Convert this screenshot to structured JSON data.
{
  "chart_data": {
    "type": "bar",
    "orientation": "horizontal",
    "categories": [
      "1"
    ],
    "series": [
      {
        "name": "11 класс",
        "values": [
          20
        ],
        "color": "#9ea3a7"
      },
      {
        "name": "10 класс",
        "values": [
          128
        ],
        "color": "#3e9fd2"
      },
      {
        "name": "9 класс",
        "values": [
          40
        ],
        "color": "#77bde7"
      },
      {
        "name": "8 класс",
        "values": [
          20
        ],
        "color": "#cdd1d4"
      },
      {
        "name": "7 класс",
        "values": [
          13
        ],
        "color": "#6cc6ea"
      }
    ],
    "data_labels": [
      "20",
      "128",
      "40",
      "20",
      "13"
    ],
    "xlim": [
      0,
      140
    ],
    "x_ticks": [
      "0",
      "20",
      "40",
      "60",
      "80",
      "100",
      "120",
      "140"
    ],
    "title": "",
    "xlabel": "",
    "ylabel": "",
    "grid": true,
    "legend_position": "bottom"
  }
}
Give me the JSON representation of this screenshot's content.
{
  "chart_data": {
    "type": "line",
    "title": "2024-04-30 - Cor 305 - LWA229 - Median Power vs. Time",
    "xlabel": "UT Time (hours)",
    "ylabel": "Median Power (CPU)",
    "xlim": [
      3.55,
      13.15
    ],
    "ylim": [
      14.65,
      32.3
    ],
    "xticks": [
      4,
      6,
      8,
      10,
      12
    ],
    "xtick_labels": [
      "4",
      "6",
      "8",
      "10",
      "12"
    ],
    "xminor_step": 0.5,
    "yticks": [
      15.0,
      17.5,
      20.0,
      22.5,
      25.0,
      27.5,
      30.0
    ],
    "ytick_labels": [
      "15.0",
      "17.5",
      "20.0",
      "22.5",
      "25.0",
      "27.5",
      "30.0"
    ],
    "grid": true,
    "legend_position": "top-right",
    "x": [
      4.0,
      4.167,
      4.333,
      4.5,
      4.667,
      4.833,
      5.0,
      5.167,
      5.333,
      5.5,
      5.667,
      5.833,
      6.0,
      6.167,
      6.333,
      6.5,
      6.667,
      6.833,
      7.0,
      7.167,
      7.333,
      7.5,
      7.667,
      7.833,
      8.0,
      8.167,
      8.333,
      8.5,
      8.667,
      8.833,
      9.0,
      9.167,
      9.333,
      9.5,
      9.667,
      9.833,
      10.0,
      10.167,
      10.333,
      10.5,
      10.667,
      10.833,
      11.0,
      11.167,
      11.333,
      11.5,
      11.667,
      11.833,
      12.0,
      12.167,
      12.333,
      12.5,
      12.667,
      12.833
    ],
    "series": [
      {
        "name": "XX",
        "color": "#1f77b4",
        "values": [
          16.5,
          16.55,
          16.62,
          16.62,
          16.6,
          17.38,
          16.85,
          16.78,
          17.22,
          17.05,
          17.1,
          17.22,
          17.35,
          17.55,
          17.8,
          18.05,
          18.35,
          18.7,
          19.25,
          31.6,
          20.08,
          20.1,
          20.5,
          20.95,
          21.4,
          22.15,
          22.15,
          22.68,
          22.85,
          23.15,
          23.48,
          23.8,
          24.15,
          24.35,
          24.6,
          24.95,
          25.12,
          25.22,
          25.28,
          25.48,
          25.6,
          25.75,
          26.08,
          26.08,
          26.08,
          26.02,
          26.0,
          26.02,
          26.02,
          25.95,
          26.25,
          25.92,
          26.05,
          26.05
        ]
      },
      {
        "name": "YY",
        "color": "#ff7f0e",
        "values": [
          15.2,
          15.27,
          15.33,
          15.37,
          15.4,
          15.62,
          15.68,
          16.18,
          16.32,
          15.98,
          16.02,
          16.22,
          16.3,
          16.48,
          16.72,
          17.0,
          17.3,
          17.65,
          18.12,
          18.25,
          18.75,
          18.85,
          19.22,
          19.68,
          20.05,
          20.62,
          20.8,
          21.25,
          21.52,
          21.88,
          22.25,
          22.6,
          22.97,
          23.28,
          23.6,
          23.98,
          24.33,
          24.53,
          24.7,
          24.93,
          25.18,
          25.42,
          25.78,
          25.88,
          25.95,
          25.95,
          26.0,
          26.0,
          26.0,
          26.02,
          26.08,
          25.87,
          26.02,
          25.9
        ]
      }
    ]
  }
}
########
Task description: Pull out and copy each line containing the string "Time".

Final result:
    "title": "2024-04-30 - Cor 305 - LWA229 - Median Power vs. Time",
    "xlabel": "UT Time (hours)",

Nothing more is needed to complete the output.